[START Records supplied]

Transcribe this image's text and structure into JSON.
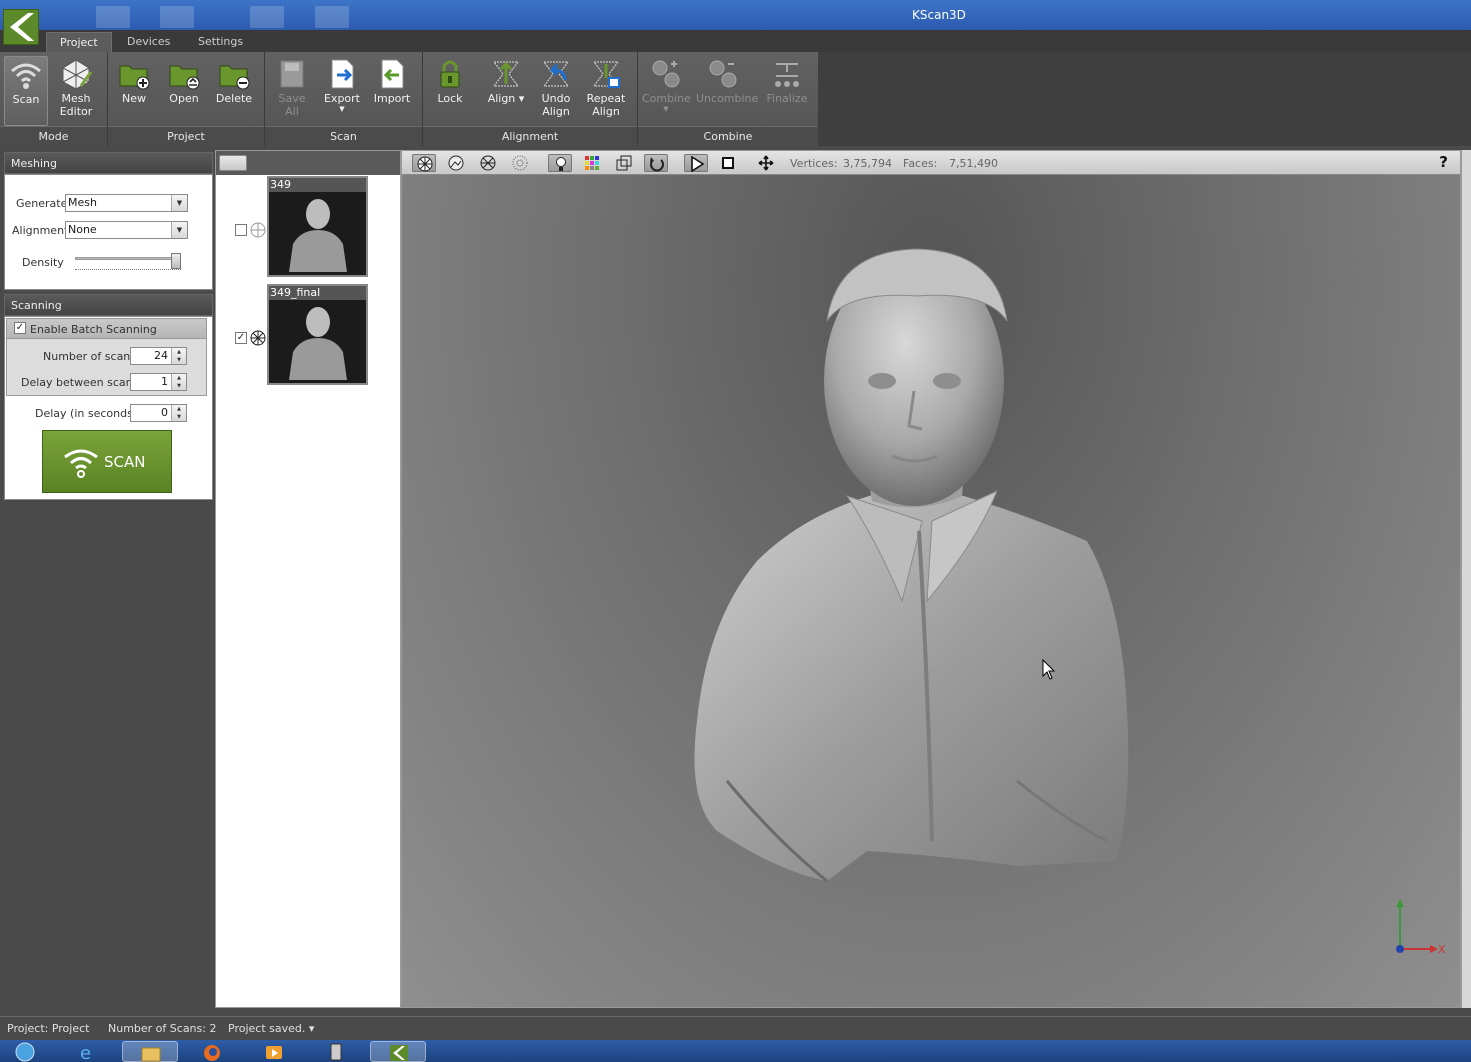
{
  "window": {
    "title": "KScan3D"
  },
  "tabs": [
    {
      "label": "Project",
      "active": true
    },
    {
      "label": "Devices",
      "active": false
    },
    {
      "label": "Settings",
      "active": false
    }
  ],
  "ribbon": {
    "mode": {
      "label": "Mode",
      "scan": "Scan",
      "mesh_editor_1": "Mesh",
      "mesh_editor_2": "Editor"
    },
    "project": {
      "label": "Project",
      "new": "New",
      "open": "Open",
      "delete": "Delete"
    },
    "scan": {
      "label": "Scan",
      "save_all": "Save All",
      "export": "Export",
      "import": "Import"
    },
    "alignment": {
      "label": "Alignment",
      "lock": "Lock",
      "align": "Align",
      "undo_align_1": "Undo",
      "undo_align_2": "Align",
      "repeat_align_1": "Repeat",
      "repeat_align_2": "Align"
    },
    "combine": {
      "label": "Combine",
      "combine": "Combine",
      "uncombine": "Uncombine",
      "finalize": "Finalize"
    }
  },
  "meshing": {
    "title": "Meshing",
    "generate_label": "Generate",
    "generate_value": "Mesh",
    "alignment_label": "Alignment",
    "alignment_value": "None",
    "density_label": "Density",
    "density_level": 1.0
  },
  "scanning": {
    "title": "Scanning",
    "batch_label": "Enable Batch Scanning",
    "batch_enabled": true,
    "num_scans_label": "Number of scans",
    "num_scans_value": "24",
    "delay_between_label": "Delay between scans",
    "delay_between_value": "1",
    "delay_label": "Delay (in seconds)",
    "delay_value": "0",
    "scan_button": "SCAN"
  },
  "scan_list": [
    {
      "name": "349",
      "checked": false
    },
    {
      "name": "349_final",
      "checked": true
    }
  ],
  "viewport": {
    "vertices_label": "Vertices:",
    "vertices_value": "3,75,794",
    "faces_label": "Faces:",
    "faces_value": "7,51,490",
    "help": "?",
    "axis_x": "X"
  },
  "status": {
    "project": "Project:  Project",
    "scans": "Number of Scans:  2",
    "saved": "Project saved."
  },
  "colors": {
    "accent_green": "#6a962e",
    "titlebar_blue": "#2c5bb0",
    "ribbon_gray": "#5a5a5a"
  }
}
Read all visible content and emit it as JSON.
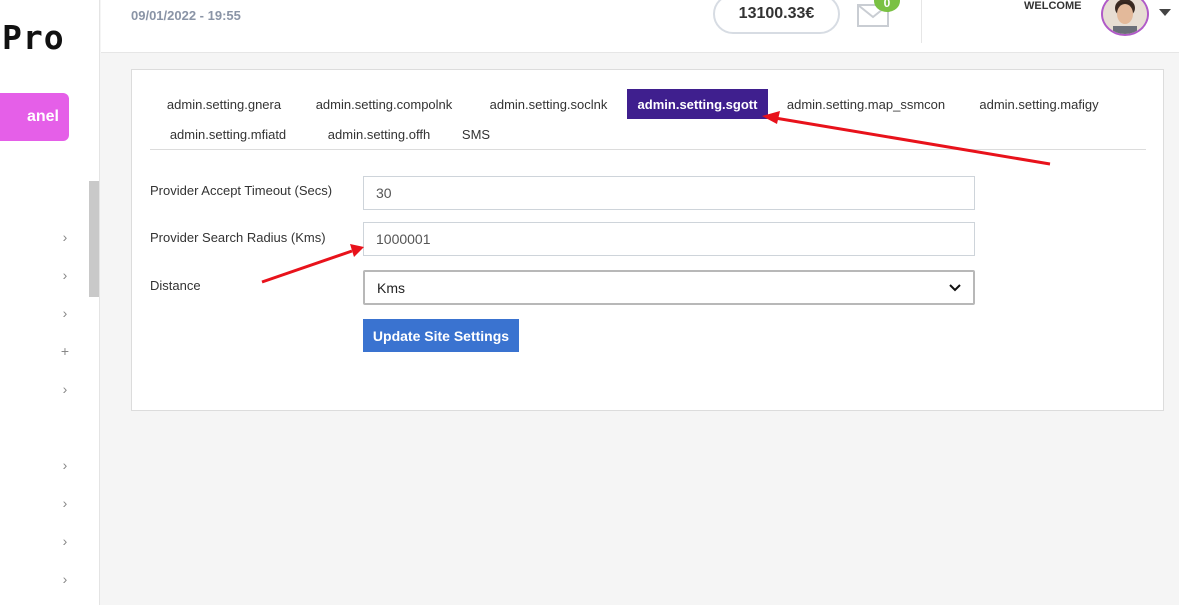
{
  "brand": {
    "name": "Pro"
  },
  "sidebar": {
    "panel_label": "anel"
  },
  "header": {
    "datetime": "09/01/2022 - 19:55",
    "balance": "13100.33€",
    "mail_count": "0",
    "welcome": "WELCOME"
  },
  "tabs": [
    {
      "label": "admin.setting.gnera",
      "active": false
    },
    {
      "label": "admin.setting.compolnk",
      "active": false
    },
    {
      "label": "admin.setting.soclnk",
      "active": false
    },
    {
      "label": "admin.setting.sgott",
      "active": true
    },
    {
      "label": "admin.setting.map_ssmcon",
      "active": false
    },
    {
      "label": "admin.setting.mafigy",
      "active": false
    },
    {
      "label": "admin.setting.mfiatd",
      "active": false
    },
    {
      "label": "admin.setting.offh",
      "active": false
    },
    {
      "label": "SMS",
      "active": false
    }
  ],
  "form": {
    "accept_timeout": {
      "label": "Provider Accept Timeout (Secs)",
      "value": "30"
    },
    "search_radius": {
      "label": "Provider Search Radius (Kms)",
      "value": "1000001"
    },
    "distance": {
      "label": "Distance",
      "selected": "Kms"
    },
    "submit_label": "Update Site Settings"
  },
  "colors": {
    "accent": "#3f1f8e",
    "panel": "#e55fe8",
    "button": "#3a73d0",
    "badge": "#7ac143",
    "annotation": "#e8121b"
  }
}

[END Records supplied]

§ Work to do
Only the number is wanted: how many lines of the data contain the word "admin"?

§ Task response
8